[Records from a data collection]
· · · · ·

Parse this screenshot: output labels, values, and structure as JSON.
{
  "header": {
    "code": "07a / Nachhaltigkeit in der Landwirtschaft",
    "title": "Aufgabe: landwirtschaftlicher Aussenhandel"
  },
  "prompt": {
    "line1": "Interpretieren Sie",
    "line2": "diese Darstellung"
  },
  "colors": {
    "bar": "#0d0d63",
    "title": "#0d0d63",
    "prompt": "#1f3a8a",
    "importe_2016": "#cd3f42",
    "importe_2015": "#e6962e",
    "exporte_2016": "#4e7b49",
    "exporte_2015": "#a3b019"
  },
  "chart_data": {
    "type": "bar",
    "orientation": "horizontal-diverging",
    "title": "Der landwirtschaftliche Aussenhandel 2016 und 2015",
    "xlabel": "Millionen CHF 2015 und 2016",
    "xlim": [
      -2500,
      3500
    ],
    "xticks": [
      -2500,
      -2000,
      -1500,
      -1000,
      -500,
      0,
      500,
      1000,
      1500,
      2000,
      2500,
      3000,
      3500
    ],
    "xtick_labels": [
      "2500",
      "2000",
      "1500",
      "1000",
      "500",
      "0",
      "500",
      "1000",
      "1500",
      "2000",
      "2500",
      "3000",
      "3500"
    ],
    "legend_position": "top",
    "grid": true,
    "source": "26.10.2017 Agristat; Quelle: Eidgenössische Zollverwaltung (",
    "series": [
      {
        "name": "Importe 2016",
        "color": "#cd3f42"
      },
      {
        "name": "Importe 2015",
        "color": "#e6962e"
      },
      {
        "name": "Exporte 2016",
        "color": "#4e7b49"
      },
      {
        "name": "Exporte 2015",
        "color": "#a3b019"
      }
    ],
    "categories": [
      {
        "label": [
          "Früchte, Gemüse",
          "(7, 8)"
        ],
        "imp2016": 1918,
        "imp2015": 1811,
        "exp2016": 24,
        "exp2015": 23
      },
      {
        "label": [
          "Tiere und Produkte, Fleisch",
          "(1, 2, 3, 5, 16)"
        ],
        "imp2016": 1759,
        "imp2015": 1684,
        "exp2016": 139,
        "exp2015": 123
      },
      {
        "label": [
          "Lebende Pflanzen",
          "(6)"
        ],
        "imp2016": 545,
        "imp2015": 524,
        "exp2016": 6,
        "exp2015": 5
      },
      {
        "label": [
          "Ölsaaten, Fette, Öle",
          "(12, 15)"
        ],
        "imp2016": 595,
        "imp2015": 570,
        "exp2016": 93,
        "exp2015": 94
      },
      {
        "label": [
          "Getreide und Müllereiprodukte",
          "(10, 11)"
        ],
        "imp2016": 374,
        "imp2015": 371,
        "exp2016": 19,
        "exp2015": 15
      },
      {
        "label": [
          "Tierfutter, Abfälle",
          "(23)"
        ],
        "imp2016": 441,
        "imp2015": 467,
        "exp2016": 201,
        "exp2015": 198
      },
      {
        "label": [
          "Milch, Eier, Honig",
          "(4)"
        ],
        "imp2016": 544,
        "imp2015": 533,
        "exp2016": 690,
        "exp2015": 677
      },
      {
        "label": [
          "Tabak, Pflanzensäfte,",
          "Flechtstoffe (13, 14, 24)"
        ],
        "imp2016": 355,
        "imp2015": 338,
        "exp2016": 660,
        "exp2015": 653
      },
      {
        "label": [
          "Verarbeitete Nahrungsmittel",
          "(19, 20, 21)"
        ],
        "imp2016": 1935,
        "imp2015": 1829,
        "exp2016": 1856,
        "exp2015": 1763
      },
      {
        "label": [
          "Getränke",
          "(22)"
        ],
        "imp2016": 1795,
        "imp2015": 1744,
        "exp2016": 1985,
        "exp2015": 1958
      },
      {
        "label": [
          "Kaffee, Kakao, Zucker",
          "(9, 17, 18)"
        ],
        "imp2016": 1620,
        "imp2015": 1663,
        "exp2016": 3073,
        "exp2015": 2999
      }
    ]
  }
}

· · · · ·

Problem statement :: Please set down all the data word for word.

Correct answer ::
Parse this screenshot: output labels, values, and structure as JSON.
{
  "header": {
    "code": "07a / Nachhaltigkeit in der Landwirtschaft",
    "title": "Aufgabe: landwirtschaftlicher Aussenhandel"
  },
  "prompt": {
    "line1": "Interpretieren Sie",
    "line2": "diese Darstellung"
  },
  "colors": {
    "bar": "#0d0d63",
    "title": "#0d0d63",
    "prompt": "#1f3a8a",
    "importe_2016": "#cd3f42",
    "importe_2015": "#e6962e",
    "exporte_2016": "#4e7b49",
    "exporte_2015": "#a3b019"
  },
  "chart_data": {
    "type": "bar",
    "orientation": "horizontal-diverging",
    "title": "Der landwirtschaftliche Aussenhandel 2016 und 2015",
    "xlabel": "Millionen CHF 2015 und 2016",
    "xlim": [
      -2500,
      3500
    ],
    "xticks": [
      -2500,
      -2000,
      -1500,
      -1000,
      -500,
      0,
      500,
      1000,
      1500,
      2000,
      2500,
      3000,
      3500
    ],
    "xtick_labels": [
      "2500",
      "2000",
      "1500",
      "1000",
      "500",
      "0",
      "500",
      "1000",
      "1500",
      "2000",
      "2500",
      "3000",
      "3500"
    ],
    "legend_position": "top",
    "grid": true,
    "source": "26.10.2017 Agristat; Quelle: Eidgenössische Zollverwaltung (",
    "series": [
      {
        "name": "Importe 2016",
        "color": "#cd3f42"
      },
      {
        "name": "Importe 2015",
        "color": "#e6962e"
      },
      {
        "name": "Exporte 2016",
        "color": "#4e7b49"
      },
      {
        "name": "Exporte 2015",
        "color": "#a3b019"
      }
    ],
    "categories": [
      {
        "label": [
          "Früchte, Gemüse",
          "(7, 8)"
        ],
        "imp2016": 1918,
        "imp2015": 1811,
        "exp2016": 24,
        "exp2015": 23
      },
      {
        "label": [
          "Tiere und Produkte, Fleisch",
          "(1, 2, 3, 5, 16)"
        ],
        "imp2016": 1759,
        "imp2015": 1684,
        "exp2016": 139,
        "exp2015": 123
      },
      {
        "label": [
          "Lebende Pflanzen",
          "(6)"
        ],
        "imp2016": 545,
        "imp2015": 524,
        "exp2016": 6,
        "exp2015": 5
      },
      {
        "label": [
          "Ölsaaten, Fette, Öle",
          "(12, 15)"
        ],
        "imp2016": 595,
        "imp2015": 570,
        "exp2016": 93,
        "exp2015": 94
      },
      {
        "label": [
          "Getreide und Müllereiprodukte",
          "(10, 11)"
        ],
        "imp2016": 374,
        "imp2015": 371,
        "exp2016": 19,
        "exp2015": 15
      },
      {
        "label": [
          "Tierfutter, Abfälle",
          "(23)"
        ],
        "imp2016": 441,
        "imp2015": 467,
        "exp2016": 201,
        "exp2015": 198
      },
      {
        "label": [
          "Milch, Eier, Honig",
          "(4)"
        ],
        "imp2016": 544,
        "imp2015": 533,
        "exp2016": 690,
        "exp2015": 677
      },
      {
        "label": [
          "Tabak, Pflanzensäfte,",
          "Flechtstoffe (13, 14, 24)"
        ],
        "imp2016": 355,
        "imp2015": 338,
        "exp2016": 660,
        "exp2015": 653
      },
      {
        "label": [
          "Verarbeitete Nahrungsmittel",
          "(19, 20, 21)"
        ],
        "imp2016": 1935,
        "imp2015": 1829,
        "exp2016": 1856,
        "exp2015": 1763
      },
      {
        "label": [
          "Getränke",
          "(22)"
        ],
        "imp2016": 1795,
        "imp2015": 1744,
        "exp2016": 1985,
        "exp2015": 1958
      },
      {
        "label": [
          "Kaffee, Kakao, Zucker",
          "(9, 17, 18)"
        ],
        "imp2016": 1620,
        "imp2015": 1663,
        "exp2016": 3073,
        "exp2015": 2999
      }
    ]
  }
}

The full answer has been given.